What is being asked: What is the number of lines containing "GBPUSD"? Give only that number.
### Provided records
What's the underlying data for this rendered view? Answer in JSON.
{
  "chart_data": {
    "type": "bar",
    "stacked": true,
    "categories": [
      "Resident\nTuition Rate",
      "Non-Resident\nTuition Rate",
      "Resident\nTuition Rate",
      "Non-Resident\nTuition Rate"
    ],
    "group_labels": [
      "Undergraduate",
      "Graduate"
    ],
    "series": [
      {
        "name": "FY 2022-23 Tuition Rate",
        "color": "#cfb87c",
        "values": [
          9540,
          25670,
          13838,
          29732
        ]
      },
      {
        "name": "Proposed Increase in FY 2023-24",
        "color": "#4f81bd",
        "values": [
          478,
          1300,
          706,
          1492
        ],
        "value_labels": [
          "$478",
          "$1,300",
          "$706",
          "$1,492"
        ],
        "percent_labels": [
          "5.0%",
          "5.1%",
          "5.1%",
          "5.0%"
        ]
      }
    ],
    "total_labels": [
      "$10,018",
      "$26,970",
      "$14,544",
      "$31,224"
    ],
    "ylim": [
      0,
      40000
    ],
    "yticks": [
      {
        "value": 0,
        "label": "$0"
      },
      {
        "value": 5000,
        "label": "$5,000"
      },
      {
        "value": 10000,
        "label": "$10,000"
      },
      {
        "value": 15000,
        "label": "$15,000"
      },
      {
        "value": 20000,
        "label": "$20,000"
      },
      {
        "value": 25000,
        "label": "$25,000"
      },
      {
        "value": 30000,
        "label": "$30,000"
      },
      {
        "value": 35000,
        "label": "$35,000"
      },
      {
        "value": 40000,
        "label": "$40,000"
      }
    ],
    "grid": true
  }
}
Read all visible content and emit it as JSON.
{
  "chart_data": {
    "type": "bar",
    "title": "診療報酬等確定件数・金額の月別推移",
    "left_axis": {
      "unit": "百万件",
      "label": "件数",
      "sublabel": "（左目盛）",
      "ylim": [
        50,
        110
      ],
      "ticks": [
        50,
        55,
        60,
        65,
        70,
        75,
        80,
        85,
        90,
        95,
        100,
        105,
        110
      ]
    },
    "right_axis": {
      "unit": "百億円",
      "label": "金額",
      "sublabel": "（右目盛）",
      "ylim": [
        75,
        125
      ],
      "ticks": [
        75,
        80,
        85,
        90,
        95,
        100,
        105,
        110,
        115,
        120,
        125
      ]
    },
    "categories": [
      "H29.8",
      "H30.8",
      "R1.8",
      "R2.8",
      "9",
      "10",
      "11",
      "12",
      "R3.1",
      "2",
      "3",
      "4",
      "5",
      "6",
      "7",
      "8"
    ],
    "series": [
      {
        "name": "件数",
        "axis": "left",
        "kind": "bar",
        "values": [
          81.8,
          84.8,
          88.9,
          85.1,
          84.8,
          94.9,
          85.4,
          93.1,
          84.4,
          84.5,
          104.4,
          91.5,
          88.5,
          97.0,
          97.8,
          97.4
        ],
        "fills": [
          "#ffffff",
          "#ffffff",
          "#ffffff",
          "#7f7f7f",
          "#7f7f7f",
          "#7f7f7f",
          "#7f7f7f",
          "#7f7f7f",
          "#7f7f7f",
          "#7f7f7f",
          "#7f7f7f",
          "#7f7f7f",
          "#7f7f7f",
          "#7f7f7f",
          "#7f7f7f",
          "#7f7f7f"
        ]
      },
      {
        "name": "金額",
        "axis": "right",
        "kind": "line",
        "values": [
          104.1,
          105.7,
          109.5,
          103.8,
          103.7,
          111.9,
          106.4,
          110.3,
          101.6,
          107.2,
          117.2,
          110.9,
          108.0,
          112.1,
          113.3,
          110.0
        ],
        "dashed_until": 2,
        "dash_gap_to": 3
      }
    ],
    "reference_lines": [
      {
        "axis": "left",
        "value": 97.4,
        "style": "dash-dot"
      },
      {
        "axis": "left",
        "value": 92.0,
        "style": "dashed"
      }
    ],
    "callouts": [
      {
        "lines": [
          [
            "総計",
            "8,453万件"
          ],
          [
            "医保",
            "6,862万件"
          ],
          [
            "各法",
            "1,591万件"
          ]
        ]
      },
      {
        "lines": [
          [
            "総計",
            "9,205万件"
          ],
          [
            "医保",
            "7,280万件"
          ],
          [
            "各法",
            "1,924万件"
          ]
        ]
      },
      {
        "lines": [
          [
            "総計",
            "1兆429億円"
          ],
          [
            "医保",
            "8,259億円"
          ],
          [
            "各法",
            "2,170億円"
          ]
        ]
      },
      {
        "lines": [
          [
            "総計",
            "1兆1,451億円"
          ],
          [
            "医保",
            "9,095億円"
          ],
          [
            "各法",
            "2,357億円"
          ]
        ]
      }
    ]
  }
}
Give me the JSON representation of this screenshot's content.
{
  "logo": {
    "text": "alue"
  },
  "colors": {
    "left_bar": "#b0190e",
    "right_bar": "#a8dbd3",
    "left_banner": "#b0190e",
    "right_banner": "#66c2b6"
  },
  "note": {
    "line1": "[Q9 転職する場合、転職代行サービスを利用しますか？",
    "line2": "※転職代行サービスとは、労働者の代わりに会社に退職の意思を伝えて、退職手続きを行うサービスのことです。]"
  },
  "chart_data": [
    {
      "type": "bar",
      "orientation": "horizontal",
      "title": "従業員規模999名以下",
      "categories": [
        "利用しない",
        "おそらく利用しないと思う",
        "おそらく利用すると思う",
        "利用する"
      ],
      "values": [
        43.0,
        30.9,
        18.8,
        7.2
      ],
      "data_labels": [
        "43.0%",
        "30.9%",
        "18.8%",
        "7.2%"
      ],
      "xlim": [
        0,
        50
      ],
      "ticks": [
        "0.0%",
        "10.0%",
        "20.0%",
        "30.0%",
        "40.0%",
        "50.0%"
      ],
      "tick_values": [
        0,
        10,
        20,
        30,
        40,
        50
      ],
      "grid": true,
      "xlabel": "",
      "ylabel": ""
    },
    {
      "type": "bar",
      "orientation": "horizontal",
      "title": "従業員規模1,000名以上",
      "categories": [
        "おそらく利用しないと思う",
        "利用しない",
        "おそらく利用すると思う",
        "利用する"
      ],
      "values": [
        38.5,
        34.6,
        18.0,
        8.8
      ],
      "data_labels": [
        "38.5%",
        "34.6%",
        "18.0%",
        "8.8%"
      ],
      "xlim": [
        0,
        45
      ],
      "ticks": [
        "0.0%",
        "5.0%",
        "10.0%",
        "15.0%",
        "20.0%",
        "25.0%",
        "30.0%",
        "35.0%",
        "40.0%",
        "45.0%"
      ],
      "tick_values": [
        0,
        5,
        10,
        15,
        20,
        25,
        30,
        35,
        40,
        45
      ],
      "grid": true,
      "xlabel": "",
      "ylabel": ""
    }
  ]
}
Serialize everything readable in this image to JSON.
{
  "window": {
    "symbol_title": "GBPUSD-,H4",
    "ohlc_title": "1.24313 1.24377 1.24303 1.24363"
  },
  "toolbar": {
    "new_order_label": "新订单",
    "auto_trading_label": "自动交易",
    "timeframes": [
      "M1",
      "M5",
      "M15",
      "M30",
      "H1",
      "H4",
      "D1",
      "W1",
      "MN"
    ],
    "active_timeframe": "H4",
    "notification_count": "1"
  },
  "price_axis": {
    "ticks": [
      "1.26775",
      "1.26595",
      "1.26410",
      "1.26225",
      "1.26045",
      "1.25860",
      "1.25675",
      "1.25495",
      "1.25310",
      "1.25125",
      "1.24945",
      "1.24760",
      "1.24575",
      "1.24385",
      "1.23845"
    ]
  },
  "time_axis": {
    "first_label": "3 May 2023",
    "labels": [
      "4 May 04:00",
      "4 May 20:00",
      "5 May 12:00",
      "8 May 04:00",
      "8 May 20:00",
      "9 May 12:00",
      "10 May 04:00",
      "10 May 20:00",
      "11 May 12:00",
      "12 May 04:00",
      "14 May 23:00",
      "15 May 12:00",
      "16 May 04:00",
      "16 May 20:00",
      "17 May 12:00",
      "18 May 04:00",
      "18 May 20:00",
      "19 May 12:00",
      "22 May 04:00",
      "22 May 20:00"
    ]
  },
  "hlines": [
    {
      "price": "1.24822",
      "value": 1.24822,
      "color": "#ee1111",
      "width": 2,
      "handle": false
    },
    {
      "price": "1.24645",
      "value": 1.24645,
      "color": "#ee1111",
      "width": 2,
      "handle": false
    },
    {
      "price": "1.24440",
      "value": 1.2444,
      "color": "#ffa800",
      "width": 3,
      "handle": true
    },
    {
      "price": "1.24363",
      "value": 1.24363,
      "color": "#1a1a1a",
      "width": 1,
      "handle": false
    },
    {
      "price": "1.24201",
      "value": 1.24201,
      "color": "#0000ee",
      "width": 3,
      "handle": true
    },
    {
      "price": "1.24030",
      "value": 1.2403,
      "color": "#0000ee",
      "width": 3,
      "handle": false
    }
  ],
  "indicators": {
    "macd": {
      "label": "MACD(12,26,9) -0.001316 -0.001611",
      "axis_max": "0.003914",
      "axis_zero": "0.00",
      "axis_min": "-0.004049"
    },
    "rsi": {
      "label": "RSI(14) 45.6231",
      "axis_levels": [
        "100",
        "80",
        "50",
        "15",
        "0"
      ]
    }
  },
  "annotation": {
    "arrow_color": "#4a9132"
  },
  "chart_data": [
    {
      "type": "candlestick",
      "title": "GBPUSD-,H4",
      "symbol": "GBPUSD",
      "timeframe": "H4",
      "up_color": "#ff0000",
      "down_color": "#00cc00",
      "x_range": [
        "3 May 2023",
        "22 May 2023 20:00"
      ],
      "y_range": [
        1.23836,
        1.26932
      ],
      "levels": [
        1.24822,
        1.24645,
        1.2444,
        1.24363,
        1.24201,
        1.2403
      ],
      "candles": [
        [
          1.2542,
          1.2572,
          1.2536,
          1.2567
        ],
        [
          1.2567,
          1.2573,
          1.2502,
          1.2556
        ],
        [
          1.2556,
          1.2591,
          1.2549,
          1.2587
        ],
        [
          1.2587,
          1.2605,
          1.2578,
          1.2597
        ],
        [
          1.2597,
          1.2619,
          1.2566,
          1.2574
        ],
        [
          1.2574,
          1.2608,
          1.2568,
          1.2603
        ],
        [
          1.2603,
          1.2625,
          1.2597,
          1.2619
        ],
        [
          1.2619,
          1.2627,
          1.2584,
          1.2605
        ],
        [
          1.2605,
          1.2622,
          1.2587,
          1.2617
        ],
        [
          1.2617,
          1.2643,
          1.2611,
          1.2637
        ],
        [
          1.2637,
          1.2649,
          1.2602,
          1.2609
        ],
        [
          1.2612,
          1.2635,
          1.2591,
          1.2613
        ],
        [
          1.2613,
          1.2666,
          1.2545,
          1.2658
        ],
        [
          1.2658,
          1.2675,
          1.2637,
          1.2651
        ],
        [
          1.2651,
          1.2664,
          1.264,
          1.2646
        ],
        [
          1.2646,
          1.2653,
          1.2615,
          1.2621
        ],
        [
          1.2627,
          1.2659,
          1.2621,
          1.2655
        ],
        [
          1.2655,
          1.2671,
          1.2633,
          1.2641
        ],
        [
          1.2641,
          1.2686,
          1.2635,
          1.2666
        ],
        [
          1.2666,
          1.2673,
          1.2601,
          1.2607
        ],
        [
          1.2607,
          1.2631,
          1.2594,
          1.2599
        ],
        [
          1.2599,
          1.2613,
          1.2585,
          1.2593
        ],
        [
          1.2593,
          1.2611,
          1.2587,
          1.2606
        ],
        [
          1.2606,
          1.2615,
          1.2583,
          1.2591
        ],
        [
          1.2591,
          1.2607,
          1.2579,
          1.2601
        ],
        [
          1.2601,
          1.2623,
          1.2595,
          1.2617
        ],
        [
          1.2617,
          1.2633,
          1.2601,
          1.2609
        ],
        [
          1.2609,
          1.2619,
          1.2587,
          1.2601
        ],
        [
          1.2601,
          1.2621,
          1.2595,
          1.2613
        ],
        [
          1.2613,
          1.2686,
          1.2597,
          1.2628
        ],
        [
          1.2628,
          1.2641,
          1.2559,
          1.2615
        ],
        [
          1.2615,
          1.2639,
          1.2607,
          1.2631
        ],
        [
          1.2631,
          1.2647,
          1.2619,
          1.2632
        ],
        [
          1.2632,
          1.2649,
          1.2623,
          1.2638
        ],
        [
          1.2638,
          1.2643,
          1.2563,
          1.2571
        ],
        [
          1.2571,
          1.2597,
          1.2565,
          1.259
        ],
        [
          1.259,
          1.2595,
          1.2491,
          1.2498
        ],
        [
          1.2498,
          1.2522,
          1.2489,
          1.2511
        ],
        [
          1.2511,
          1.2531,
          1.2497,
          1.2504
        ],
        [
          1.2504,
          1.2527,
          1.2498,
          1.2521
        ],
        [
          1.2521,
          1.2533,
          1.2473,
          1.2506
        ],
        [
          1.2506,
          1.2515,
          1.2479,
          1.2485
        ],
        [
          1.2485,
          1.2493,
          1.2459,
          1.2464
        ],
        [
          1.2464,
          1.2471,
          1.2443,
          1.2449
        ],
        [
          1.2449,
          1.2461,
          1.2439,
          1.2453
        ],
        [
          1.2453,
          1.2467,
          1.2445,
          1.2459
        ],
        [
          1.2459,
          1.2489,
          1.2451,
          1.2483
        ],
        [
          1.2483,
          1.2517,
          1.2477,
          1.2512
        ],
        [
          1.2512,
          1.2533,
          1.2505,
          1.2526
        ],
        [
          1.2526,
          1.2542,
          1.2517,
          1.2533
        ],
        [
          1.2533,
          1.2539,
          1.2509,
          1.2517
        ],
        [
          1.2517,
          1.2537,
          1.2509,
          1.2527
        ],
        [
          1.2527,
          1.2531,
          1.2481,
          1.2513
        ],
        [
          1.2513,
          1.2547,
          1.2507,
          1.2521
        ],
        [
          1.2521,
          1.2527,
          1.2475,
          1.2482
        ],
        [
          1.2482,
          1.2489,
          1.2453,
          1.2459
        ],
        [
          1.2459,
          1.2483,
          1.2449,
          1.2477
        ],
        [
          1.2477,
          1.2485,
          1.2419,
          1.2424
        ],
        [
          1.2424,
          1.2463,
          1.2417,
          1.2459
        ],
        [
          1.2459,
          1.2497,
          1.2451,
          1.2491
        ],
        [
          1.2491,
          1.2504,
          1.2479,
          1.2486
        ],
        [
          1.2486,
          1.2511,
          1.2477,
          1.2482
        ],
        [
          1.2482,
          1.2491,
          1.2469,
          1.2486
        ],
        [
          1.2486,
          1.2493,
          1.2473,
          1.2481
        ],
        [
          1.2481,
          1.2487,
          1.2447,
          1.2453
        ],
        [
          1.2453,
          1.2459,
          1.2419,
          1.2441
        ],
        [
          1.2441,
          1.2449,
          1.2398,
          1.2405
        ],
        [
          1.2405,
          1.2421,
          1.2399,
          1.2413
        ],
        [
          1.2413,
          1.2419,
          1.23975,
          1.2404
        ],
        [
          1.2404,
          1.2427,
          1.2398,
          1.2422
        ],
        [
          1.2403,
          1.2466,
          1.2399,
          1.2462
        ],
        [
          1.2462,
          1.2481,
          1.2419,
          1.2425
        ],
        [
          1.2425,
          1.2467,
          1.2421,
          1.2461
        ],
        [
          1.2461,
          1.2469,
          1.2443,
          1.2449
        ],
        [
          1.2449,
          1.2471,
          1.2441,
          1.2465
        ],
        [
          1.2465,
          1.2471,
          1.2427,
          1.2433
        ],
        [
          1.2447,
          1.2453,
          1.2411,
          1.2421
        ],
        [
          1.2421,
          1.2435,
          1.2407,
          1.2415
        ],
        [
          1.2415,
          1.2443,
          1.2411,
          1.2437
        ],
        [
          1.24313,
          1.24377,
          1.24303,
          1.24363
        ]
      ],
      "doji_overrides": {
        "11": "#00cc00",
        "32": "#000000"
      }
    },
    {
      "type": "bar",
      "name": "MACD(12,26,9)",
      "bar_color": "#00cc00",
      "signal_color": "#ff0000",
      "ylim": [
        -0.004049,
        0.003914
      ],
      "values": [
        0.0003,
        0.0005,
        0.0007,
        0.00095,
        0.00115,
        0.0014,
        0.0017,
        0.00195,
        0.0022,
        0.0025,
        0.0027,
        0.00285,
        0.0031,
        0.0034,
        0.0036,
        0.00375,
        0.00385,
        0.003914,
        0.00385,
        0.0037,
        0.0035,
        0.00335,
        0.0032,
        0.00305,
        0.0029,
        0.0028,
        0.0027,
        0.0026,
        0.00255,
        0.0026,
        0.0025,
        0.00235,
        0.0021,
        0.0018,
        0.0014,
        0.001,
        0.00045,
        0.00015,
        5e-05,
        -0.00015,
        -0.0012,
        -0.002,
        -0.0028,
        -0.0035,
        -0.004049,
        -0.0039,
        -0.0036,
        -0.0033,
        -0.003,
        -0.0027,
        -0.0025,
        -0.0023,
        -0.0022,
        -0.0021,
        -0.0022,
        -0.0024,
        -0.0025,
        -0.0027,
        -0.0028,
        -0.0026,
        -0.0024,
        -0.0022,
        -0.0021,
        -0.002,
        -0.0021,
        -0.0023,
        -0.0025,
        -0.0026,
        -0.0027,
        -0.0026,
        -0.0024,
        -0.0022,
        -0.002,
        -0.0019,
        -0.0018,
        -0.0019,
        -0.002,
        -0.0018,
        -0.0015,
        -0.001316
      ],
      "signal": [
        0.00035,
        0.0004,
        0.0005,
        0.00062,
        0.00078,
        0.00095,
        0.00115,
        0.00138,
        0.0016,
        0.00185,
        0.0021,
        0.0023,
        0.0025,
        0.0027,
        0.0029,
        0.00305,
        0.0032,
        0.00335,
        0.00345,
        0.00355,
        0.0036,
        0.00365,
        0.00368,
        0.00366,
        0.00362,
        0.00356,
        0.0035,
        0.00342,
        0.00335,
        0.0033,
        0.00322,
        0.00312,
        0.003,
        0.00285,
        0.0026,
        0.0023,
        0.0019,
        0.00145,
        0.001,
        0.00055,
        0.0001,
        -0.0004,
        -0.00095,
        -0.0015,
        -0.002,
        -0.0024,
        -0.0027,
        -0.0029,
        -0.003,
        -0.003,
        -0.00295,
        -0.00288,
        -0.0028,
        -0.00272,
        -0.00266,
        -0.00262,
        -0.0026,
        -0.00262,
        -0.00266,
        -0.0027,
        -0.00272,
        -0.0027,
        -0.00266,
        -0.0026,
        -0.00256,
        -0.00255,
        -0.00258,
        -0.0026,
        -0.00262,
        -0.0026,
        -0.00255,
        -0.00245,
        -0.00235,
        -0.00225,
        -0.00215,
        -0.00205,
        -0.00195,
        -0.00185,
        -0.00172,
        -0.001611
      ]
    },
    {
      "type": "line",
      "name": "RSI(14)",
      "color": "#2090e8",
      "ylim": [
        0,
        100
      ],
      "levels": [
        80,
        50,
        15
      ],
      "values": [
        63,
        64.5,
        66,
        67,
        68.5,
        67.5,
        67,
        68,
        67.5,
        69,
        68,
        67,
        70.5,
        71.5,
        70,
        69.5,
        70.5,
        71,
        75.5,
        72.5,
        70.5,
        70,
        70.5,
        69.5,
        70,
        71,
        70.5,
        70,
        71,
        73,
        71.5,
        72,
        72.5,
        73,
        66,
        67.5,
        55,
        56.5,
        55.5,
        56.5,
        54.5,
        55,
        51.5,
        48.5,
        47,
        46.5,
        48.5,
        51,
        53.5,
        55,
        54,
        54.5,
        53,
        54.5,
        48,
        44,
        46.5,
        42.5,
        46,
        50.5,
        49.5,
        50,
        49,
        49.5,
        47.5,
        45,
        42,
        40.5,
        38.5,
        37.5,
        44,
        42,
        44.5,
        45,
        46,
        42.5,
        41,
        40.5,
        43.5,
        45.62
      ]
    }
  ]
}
######
Solution to this task: 3